> Extracted records

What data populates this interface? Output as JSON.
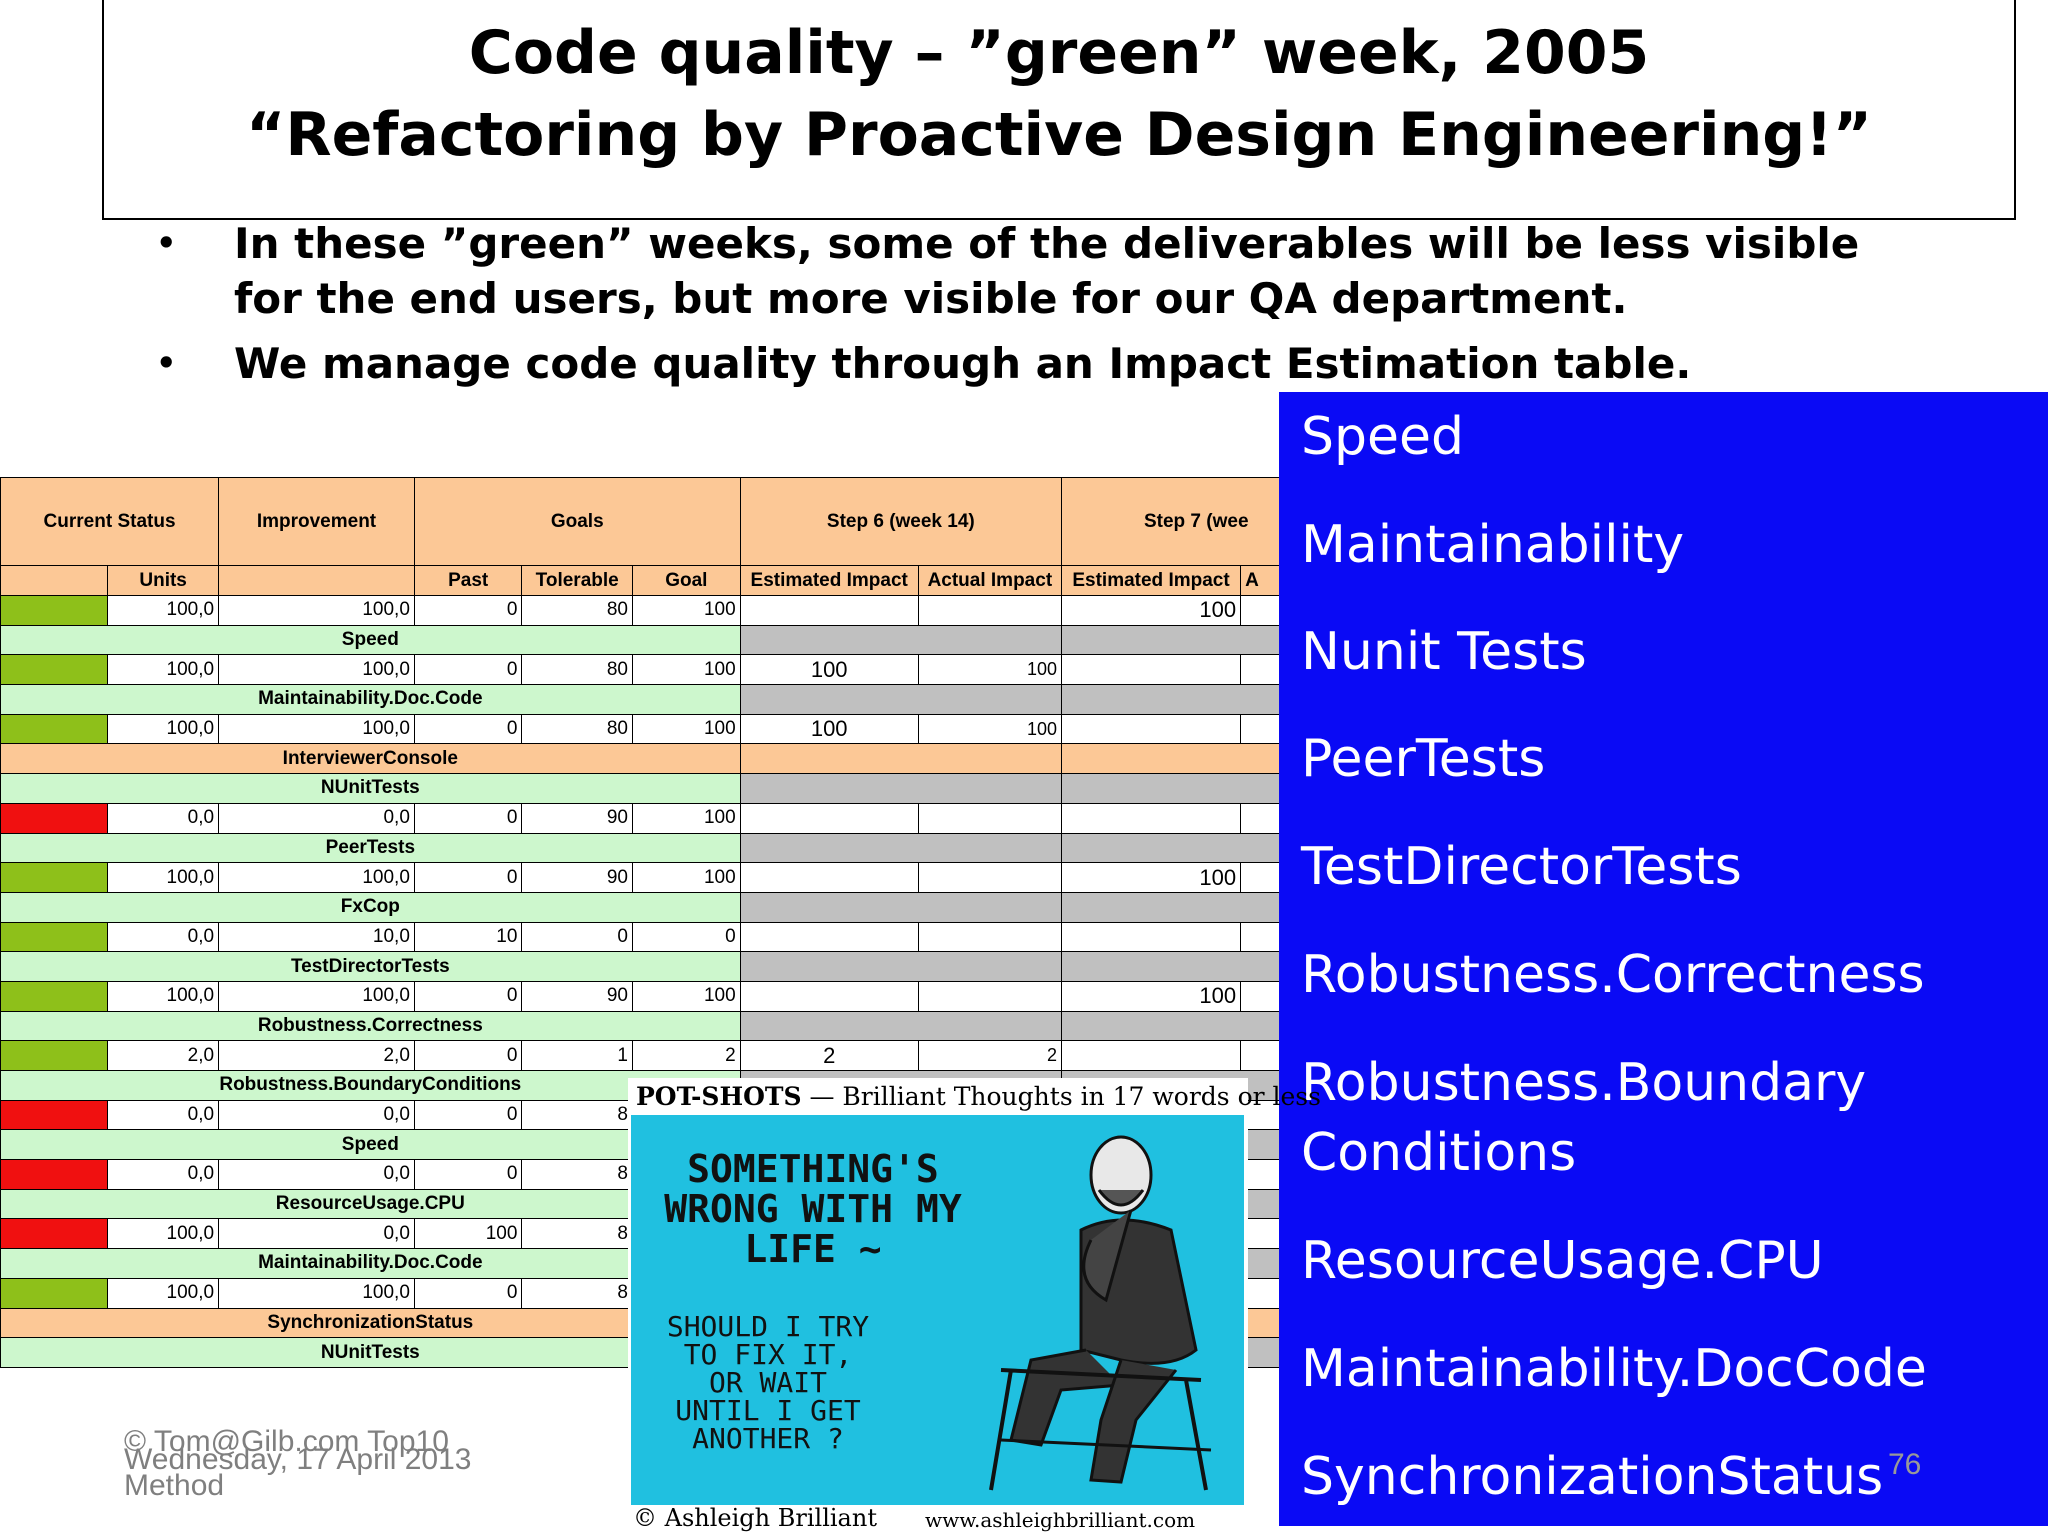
{
  "title": {
    "line1": "Code quality – ”green” week, 2005",
    "line2": "“Refactoring by Proactive Design Engineering!”"
  },
  "bullets": [
    "In these ”green” weeks, some of the deliverables will be less visible for the end users, but more visible for our QA department.",
    "We manage code quality through an Impact Estimation table."
  ],
  "bullet_symbol": "•",
  "table": {
    "header_groups": {
      "current_status": "Current Status",
      "improvement": "Improvement",
      "goals": "Goals",
      "step6": "Step 6 (week 14)",
      "step7": "Step 7 (wee"
    },
    "subheaders": {
      "units": "Units",
      "past": "Past",
      "tolerable": "Tolerable",
      "goal": "Goal",
      "estimated_impact": "Estimated Impact",
      "actual_impact": "Actual Impact",
      "estimated_impact_7": "Estimated Impact",
      "actual_impact_7": "A"
    },
    "rows": [
      {
        "kind": "data",
        "status": "green",
        "units": "100,0",
        "improvement": "100,0",
        "past": "0",
        "tolerable": "80",
        "goal": "100",
        "s6e": "",
        "s6a": "",
        "s7e": "100"
      },
      {
        "kind": "label",
        "text": "Speed"
      },
      {
        "kind": "data",
        "status": "green",
        "units": "100,0",
        "improvement": "100,0",
        "past": "0",
        "tolerable": "80",
        "goal": "100",
        "s6e": "100",
        "s6a": "100",
        "s7e": ""
      },
      {
        "kind": "label",
        "text": "Maintainability.Doc.Code"
      },
      {
        "kind": "data",
        "status": "green",
        "units": "100,0",
        "improvement": "100,0",
        "past": "0",
        "tolerable": "80",
        "goal": "100",
        "s6e": "100",
        "s6a": "100",
        "s7e": ""
      },
      {
        "kind": "section",
        "text": "InterviewerConsole"
      },
      {
        "kind": "label",
        "text": "NUnitTests"
      },
      {
        "kind": "data",
        "status": "red",
        "units": "0,0",
        "improvement": "0,0",
        "past": "0",
        "tolerable": "90",
        "goal": "100",
        "s6e": "",
        "s6a": "",
        "s7e": ""
      },
      {
        "kind": "label",
        "text": "PeerTests"
      },
      {
        "kind": "data",
        "status": "green",
        "units": "100,0",
        "improvement": "100,0",
        "past": "0",
        "tolerable": "90",
        "goal": "100",
        "s6e": "",
        "s6a": "",
        "s7e": "100"
      },
      {
        "kind": "label",
        "text": "FxCop"
      },
      {
        "kind": "data",
        "status": "green",
        "units": "0,0",
        "improvement": "10,0",
        "past": "10",
        "tolerable": "0",
        "goal": "0",
        "s6e": "",
        "s6a": "",
        "s7e": ""
      },
      {
        "kind": "label",
        "text": "TestDirectorTests"
      },
      {
        "kind": "data",
        "status": "green",
        "units": "100,0",
        "improvement": "100,0",
        "past": "0",
        "tolerable": "90",
        "goal": "100",
        "s6e": "",
        "s6a": "",
        "s7e": "100"
      },
      {
        "kind": "label",
        "text": "Robustness.Correctness"
      },
      {
        "kind": "data",
        "status": "green",
        "units": "2,0",
        "improvement": "2,0",
        "past": "0",
        "tolerable": "1",
        "goal": "2",
        "s6e": "2",
        "s6a": "2",
        "s7e": ""
      },
      {
        "kind": "label",
        "text": "Robustness.BoundaryConditions"
      },
      {
        "kind": "data",
        "status": "red",
        "units": "0,0",
        "improvement": "0,0",
        "past": "0",
        "tolerable": "8",
        "goal": "",
        "s6e": "",
        "s6a": "",
        "s7e": ""
      },
      {
        "kind": "label",
        "text": "Speed"
      },
      {
        "kind": "data",
        "status": "red",
        "units": "0,0",
        "improvement": "0,0",
        "past": "0",
        "tolerable": "8",
        "goal": "",
        "s6e": "",
        "s6a": "",
        "s7e": ""
      },
      {
        "kind": "label",
        "text": "ResourceUsage.CPU"
      },
      {
        "kind": "data",
        "status": "red",
        "units": "100,0",
        "improvement": "0,0",
        "past": "100",
        "tolerable": "8",
        "goal": "",
        "s6e": "",
        "s6a": "",
        "s7e": ""
      },
      {
        "kind": "label",
        "text": "Maintainability.Doc.Code"
      },
      {
        "kind": "data",
        "status": "green",
        "units": "100,0",
        "improvement": "100,0",
        "past": "0",
        "tolerable": "8",
        "goal": "",
        "s6e": "",
        "s6a": "",
        "s7e": ""
      },
      {
        "kind": "section",
        "text": "SynchronizationStatus"
      },
      {
        "kind": "label",
        "text": "NUnitTests"
      }
    ]
  },
  "blue_panel": {
    "items": [
      "Speed",
      "Maintainability",
      "Nunit Tests",
      "PeerTests",
      "TestDirectorTests",
      "Robustness.Correctness",
      "Robustness.Boundary",
      "Conditions",
      "ResourceUsage.CPU",
      "Maintainability.DocCode",
      "SynchronizationStatus"
    ]
  },
  "cartoon": {
    "brand": "POT-SHOTS",
    "tagline": "— Brilliant Thoughts in 17 words or less",
    "main_text": "SOMETHING'S WRONG WITH MY LIFE ~",
    "question_text": "SHOULD I TRY TO FIX IT, OR WAIT UNTIL I GET ANOTHER ?",
    "copyright": "© Ashleigh Brilliant",
    "website": "www.ashleighbrilliant.com"
  },
  "footer": {
    "copyright_line1": "© Tom@Gilb.com  Top10",
    "copyright_line2": "Method",
    "date": "Wednesday, 17 April 2013",
    "page_number": "76"
  },
  "colors": {
    "status_green": "#8ec01a",
    "status_red": "#f01010",
    "header_orange": "#fcc896",
    "label_green": "#cdf7cd",
    "panel_blue": "#0a0af5",
    "cartoon_cyan": "#20c0e0"
  }
}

> Written request
Pull every line containing "ResourceUsage" out of the data above.

> Exercise result
        "text": "ResourceUsage.CPU"
      "ResourceUsage.CPU",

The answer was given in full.